THE TASK -> Take from the listing each line that has the string "name".

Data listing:
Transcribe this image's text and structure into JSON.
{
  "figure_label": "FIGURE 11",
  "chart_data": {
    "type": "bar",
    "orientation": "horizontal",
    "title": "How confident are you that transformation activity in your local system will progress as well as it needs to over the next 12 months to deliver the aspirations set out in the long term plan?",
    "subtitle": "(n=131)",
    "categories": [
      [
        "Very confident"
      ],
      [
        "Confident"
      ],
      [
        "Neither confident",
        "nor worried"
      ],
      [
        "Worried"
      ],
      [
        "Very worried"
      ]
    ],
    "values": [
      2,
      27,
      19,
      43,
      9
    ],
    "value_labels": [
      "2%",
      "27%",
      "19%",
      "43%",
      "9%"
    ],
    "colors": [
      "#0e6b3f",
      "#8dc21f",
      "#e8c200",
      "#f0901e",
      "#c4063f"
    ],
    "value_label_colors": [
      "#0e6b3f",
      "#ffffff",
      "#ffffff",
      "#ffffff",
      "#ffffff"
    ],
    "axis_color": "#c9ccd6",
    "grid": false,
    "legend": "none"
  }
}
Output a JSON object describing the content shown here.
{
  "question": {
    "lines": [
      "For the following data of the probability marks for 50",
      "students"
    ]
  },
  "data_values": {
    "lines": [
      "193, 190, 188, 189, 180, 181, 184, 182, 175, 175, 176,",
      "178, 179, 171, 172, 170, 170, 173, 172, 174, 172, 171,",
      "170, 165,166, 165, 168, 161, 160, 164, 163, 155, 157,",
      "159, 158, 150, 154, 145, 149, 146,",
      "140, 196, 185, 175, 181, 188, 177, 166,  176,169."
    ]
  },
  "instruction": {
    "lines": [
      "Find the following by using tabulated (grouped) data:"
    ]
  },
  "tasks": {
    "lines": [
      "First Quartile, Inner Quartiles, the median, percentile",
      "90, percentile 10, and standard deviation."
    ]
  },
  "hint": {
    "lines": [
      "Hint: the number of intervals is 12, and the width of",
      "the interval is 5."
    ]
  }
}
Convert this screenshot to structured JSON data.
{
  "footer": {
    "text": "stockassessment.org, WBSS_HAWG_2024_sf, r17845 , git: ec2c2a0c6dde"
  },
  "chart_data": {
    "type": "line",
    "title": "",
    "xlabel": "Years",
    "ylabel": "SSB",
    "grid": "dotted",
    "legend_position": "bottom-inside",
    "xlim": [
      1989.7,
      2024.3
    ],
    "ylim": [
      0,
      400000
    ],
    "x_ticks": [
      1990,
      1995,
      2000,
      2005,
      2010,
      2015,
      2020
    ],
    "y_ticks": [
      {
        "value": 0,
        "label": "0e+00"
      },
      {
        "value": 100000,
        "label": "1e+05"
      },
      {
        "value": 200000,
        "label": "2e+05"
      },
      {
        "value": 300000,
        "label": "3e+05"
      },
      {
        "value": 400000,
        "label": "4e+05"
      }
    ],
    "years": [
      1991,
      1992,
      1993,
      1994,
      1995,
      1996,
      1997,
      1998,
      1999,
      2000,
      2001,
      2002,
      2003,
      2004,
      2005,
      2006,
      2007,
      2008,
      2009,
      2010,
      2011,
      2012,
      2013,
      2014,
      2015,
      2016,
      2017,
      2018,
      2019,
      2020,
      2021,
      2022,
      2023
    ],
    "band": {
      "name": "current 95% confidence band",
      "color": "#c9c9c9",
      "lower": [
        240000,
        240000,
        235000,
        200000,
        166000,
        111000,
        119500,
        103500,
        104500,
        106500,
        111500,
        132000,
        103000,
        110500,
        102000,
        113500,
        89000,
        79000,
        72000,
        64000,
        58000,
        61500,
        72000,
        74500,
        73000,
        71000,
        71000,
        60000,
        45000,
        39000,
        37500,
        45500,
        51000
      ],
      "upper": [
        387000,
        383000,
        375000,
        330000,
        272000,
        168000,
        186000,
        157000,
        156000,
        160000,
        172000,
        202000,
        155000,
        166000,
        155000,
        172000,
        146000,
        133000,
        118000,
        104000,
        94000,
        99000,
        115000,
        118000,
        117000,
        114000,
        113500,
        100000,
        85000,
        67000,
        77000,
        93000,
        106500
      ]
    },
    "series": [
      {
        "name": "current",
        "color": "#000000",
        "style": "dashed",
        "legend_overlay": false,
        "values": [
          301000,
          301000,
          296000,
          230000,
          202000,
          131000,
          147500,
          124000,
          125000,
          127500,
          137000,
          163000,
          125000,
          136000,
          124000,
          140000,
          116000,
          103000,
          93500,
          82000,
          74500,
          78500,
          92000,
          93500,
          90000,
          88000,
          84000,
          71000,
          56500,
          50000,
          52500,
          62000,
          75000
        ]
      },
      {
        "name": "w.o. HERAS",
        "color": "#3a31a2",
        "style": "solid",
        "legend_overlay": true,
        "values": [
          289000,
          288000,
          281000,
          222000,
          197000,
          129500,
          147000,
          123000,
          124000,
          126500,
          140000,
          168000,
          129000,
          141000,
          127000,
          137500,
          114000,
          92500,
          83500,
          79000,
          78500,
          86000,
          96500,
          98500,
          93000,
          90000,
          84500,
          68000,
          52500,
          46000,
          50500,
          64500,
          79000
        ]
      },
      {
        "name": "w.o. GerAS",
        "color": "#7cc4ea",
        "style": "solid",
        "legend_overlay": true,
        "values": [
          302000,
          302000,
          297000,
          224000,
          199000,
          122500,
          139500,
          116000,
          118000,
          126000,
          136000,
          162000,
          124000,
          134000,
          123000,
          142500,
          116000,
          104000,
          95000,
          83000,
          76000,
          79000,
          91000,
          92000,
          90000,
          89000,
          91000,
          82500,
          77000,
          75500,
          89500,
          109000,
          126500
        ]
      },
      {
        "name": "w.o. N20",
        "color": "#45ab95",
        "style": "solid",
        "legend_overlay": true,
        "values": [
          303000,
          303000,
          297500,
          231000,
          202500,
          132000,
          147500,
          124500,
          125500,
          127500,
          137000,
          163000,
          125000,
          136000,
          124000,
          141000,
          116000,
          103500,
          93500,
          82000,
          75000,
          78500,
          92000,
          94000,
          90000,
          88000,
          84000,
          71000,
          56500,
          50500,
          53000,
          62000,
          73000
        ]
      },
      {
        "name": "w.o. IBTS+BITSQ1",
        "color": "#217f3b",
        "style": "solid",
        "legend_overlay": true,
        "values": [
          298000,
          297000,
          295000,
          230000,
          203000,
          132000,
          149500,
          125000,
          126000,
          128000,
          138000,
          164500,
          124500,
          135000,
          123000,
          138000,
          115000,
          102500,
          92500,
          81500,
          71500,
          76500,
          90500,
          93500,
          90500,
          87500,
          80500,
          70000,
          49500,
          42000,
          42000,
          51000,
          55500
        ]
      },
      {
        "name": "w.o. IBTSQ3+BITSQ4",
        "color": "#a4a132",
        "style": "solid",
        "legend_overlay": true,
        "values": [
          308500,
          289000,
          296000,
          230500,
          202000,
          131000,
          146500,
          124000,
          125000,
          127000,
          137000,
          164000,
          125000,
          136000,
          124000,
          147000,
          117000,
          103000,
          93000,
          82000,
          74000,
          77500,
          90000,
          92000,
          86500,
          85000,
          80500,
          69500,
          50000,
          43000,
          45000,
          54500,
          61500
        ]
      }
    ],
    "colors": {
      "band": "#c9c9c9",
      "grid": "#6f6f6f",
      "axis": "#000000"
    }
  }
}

THE ANSWER ->
      "name": "current 95% confidence band",
        "name": "current",
        "name": "w.o. HERAS",
        "name": "w.o. GerAS",
        "name": "w.o. N20",
        "name": "w.o. IBTS+BITSQ1",
        "name": "w.o. IBTSQ3+BITSQ4",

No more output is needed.